WHAT TO WORK ON: Provide the records once more, identical to the original.

INFORMATION GIVEN:

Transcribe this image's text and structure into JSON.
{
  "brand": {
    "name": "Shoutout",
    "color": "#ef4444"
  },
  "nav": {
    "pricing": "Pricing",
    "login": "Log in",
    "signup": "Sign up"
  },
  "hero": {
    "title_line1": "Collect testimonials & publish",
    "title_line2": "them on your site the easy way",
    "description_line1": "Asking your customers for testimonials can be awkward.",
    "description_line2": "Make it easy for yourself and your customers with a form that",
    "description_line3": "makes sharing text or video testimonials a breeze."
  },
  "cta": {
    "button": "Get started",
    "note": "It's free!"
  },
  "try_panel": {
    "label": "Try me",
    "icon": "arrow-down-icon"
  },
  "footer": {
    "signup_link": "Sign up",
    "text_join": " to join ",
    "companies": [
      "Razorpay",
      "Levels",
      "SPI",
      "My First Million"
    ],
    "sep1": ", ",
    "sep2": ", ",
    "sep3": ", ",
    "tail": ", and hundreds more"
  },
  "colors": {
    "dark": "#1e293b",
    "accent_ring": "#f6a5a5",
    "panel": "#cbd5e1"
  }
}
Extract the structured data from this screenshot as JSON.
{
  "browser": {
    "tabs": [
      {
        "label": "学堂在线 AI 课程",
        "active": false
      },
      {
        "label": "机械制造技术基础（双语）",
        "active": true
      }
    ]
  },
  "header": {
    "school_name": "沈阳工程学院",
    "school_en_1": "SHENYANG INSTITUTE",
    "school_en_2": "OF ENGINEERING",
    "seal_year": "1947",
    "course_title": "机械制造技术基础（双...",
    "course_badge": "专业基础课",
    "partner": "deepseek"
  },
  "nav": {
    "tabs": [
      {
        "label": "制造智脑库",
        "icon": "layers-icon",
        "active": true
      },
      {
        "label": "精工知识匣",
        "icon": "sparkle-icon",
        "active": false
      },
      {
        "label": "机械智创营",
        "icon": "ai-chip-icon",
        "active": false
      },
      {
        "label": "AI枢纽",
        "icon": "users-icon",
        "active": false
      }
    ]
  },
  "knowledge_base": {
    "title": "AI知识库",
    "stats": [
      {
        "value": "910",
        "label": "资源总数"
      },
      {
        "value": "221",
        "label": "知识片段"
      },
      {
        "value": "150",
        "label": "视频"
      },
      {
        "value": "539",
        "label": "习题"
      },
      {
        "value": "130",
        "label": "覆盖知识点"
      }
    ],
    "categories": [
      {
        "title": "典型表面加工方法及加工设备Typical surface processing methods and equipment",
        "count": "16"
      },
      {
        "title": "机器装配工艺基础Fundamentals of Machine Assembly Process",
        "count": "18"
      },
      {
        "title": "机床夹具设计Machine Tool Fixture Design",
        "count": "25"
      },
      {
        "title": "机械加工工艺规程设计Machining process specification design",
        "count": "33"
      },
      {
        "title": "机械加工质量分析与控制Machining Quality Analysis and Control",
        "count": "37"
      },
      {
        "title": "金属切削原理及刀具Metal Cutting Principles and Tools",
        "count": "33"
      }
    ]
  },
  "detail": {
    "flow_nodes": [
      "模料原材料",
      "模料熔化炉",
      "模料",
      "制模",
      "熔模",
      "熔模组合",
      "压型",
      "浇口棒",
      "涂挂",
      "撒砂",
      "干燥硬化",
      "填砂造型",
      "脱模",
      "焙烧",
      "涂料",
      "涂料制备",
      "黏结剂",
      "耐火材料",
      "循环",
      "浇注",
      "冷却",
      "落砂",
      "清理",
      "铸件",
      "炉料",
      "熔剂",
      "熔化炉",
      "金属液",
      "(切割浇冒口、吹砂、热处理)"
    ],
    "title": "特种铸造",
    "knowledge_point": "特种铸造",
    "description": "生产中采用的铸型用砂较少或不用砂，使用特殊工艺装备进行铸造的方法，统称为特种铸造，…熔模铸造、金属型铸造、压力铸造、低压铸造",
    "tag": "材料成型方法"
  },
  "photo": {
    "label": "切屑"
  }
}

FULL ANSWER:
Transcribe this image's text and structure into JSON.
{
  "brand": {
    "name": "Shoutout",
    "color": "#ef4444"
  },
  "nav": {
    "pricing": "Pricing",
    "login": "Log in",
    "signup": "Sign up"
  },
  "hero": {
    "title_line1": "Collect testimonials & publish",
    "title_line2": "them on your site the easy way",
    "description_line1": "Asking your customers for testimonials can be awkward.",
    "description_line2": "Make it easy for yourself and your customers with a form that",
    "description_line3": "makes sharing text or video testimonials a breeze."
  },
  "cta": {
    "button": "Get started",
    "note": "It's free!"
  },
  "try_panel": {
    "label": "Try me",
    "icon": "arrow-down-icon"
  },
  "footer": {
    "signup_link": "Sign up",
    "text_join": " to join ",
    "companies": [
      "Razorpay",
      "Levels",
      "SPI",
      "My First Million"
    ],
    "sep1": ", ",
    "sep2": ", ",
    "sep3": ", ",
    "tail": ", and hundreds more"
  },
  "colors": {
    "dark": "#1e293b",
    "accent_ring": "#f6a5a5",
    "panel": "#cbd5e1"
  }
}
Extract the structured data from this screenshot as JSON.
{
  "browser": {
    "tabs": [
      {
        "label": "学堂在线 AI 课程",
        "active": false
      },
      {
        "label": "机械制造技术基础（双语）",
        "active": true
      }
    ]
  },
  "header": {
    "school_name": "沈阳工程学院",
    "school_en_1": "SHENYANG INSTITUTE",
    "school_en_2": "OF ENGINEERING",
    "seal_year": "1947",
    "course_title": "机械制造技术基础（双...",
    "course_badge": "专业基础课",
    "partner": "deepseek"
  },
  "nav": {
    "tabs": [
      {
        "label": "制造智脑库",
        "icon": "layers-icon",
        "active": true
      },
      {
        "label": "精工知识匣",
        "icon": "sparkle-icon",
        "active": false
      },
      {
        "label": "机械智创营",
        "icon": "ai-chip-icon",
        "active": false
      },
      {
        "label": "AI枢纽",
        "icon": "users-icon",
        "active": false
      }
    ]
  },
  "knowledge_base": {
    "title": "AI知识库",
    "stats": [
      {
        "value": "910",
        "label": "资源总数"
      },
      {
        "value": "221",
        "label": "知识片段"
      },
      {
        "value": "150",
        "label": "视频"
      },
      {
        "value": "539",
        "label": "习题"
      },
      {
        "value": "130",
        "label": "覆盖知识点"
      }
    ],
    "categories": [
      {
        "title": "典型表面加工方法及加工设备Typical surface processing methods and equipment",
        "count": "16"
      },
      {
        "title": "机器装配工艺基础Fundamentals of Machine Assembly Process",
        "count": "18"
      },
      {
        "title": "机床夹具设计Machine Tool Fixture Design",
        "count": "25"
      },
      {
        "title": "机械加工工艺规程设计Machining process specification design",
        "count": "33"
      },
      {
        "title": "机械加工质量分析与控制Machining Quality Analysis and Control",
        "count": "37"
      },
      {
        "title": "金属切削原理及刀具Metal Cutting Principles and Tools",
        "count": "33"
      }
    ]
  },
  "detail": {
    "flow_nodes": [
      "模料原材料",
      "模料熔化炉",
      "模料",
      "制模",
      "熔模",
      "熔模组合",
      "压型",
      "浇口棒",
      "涂挂",
      "撒砂",
      "干燥硬化",
      "填砂造型",
      "脱模",
      "焙烧",
      "涂料",
      "涂料制备",
      "黏结剂",
      "耐火材料",
      "循环",
      "浇注",
      "冷却",
      "落砂",
      "清理",
      "铸件",
      "炉料",
      "熔剂",
      "熔化炉",
      "金属液",
      "(切割浇冒口、吹砂、热处理)"
    ],
    "title": "特种铸造",
    "knowledge_point": "特种铸造",
    "description": "生产中采用的铸型用砂较少或不用砂，使用特殊工艺装备进行铸造的方法，统称为特种铸造，…熔模铸造、金属型铸造、压力铸造、低压铸造",
    "tag": "材料成型方法"
  },
  "photo": {
    "label": "切屑"
  }
}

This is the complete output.